• [WHAT YOU HAVE TO DO]
Omit all pictures, then retype exactly the lines from the one that contains "Transcribe the text in this document." through the end of the listing.

• [MATERIALS PROVIDED]
····················
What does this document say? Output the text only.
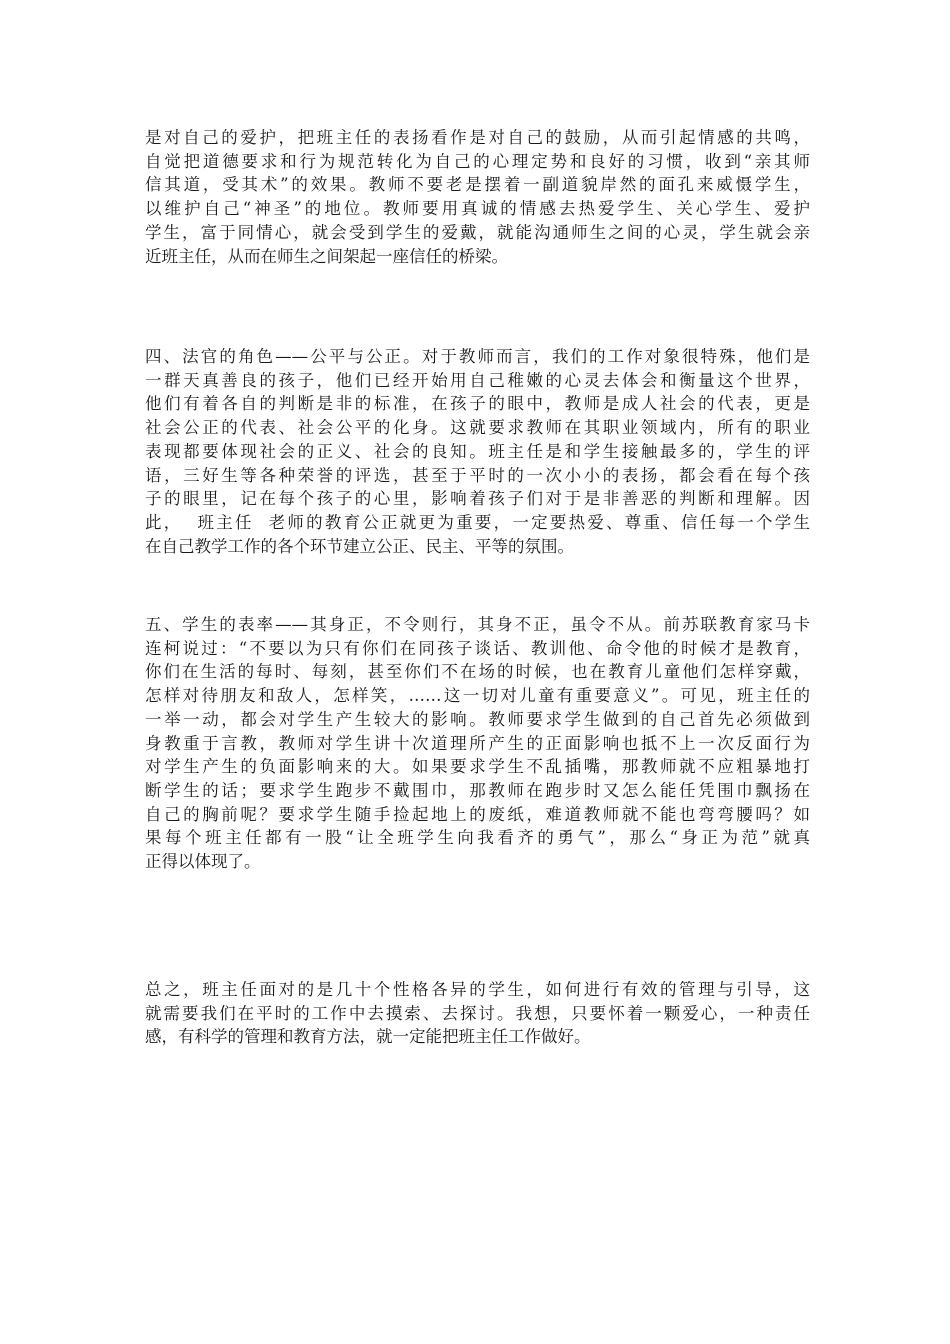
是对自己的爱护，把班主任的表扬看作是对自己的鼓励，从而引起情感的共鸣，
自觉把道德要求和行为规范转化为自己的心理定势和良好的习惯，收到“亲其师
信其道，受其术”的效果。教师不要老是摆着一副道貌岸然的面孔来威慑学生，
以维护自己“神圣”的地位。教师要用真诚的情感去热爱学生、关心学生、爱护
学生，富于同情心，就会受到学生的爱戴，就能沟通师生之间的心灵，学生就会亲
近班主任，从而在师生之间架起一座信任的桥梁。
四、法官的角色——公平与公正。对于教师而言，我们的工作对象很特殊，他们是
一群天真善良的孩子，他们已经开始用自己稚嫩的心灵去体会和衡量这个世界，
他们有着各自的判断是非的标准，在孩子的眼中，教师是成人社会的代表，更是
社会公正的代表、社会公平的化身。这就要求教师在其职业领域内，所有的职业
表现都要体现社会的正义、社会的良知。班主任是和学生接触最多的，学生的评
语，三好生等各种荣誉的评选，甚至于平时的一次小小的表扬，都会看在每个孩
子的眼里，记在每个孩子的心里，影响着孩子们对于是非善恶的判断和理解。因
此，  班主任  老师的教育公正就更为重要，一定要热爱、尊重、信任每一个学生
在自己教学工作的各个环节建立公正、民主、平等的氛围。
五、学生的表率——其身正，不令则行，其身不正，虽令不从。前苏联教育家马卡
连柯说过：“不要以为只有你们在同孩子谈话、教训他、命令他的时候才是教育，
你们在生活的每时、每刻，甚至你们不在场的时候，也在教育儿童他们怎样穿戴，
怎样对待朋友和敌人，怎样笑，……这一切对儿童有重要意义”。可见，班主任的
一举一动，都会对学生产生较大的影响。教师要求学生做到的自己首先必须做到
身教重于言教，教师对学生讲十次道理所产生的正面影响也抵不上一次反面行为
对学生产生的负面影响来的大。如果要求学生不乱插嘴，那教师就不应粗暴地打
断学生的话；要求学生跑步不戴围巾，那教师在跑步时又怎么能任凭围巾飘扬在
自己的胸前呢？要求学生随手捡起地上的废纸，难道教师就不能也弯弯腰吗？如
果每个班主任都有一股“让全班学生向我看齐的勇气”，那么“身正为范”就真
正得以体现了。
总之，班主任面对的是几十个性格各异的学生，如何进行有效的管理与引导，这
就需要我们在平时的工作中去摸索、去探讨。我想，只要怀着一颗爱心，一种责任
感，有科学的管理和教育方法，就一定能把班主任工作做好。
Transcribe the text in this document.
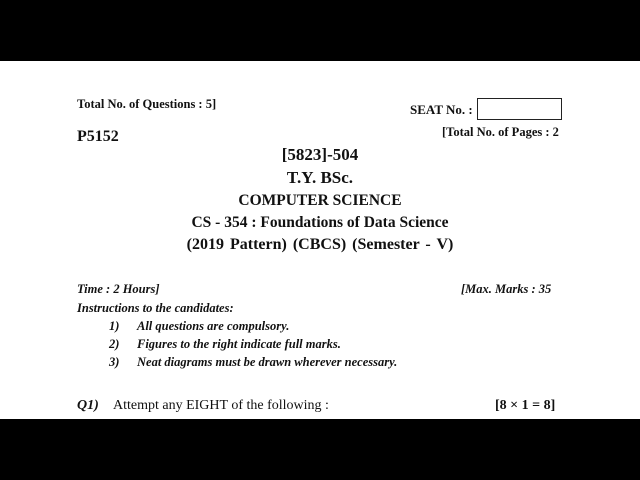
Total No. of Questions : 5]	SEAT No. :
[Total No. of Pages : 2
P5152
[5823]-504
T.Y. BSc.
COMPUTER SCIENCE
CS - 354 : Foundations of Data Science
(2019 Pattern) (CBCS) (Semester - V)
Time : 2 Hours]	[Max. Marks : 35
Instructions to the candidates:
1) All questions are compulsory.
2) Figures to the right indicate full marks.
3) Neat diagrams must be drawn wherever necessary.
Q1) Attempt any EIGHT of the following :	[8 × 1 = 8]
····················
• [WRITTEN RESPONSE]
Transcribe the text in this document.
Total No. of Questions : 5]	SEAT No. :
[Total No. of Pages : 2
P5152
[5823]-504
T.Y. BSc.
COMPUTER SCIENCE
CS - 354 : Foundations of Data Science
(2019 Pattern) (CBCS) (Semester - V)
Time : 2 Hours]	[Max. Marks : 35
Instructions to the candidates:
1) All questions are compulsory.
2) Figures to the right indicate full marks.
3) Neat diagrams must be drawn wherever necessary.
Q1) Attempt any EIGHT of the following :	[8 × 1 = 8]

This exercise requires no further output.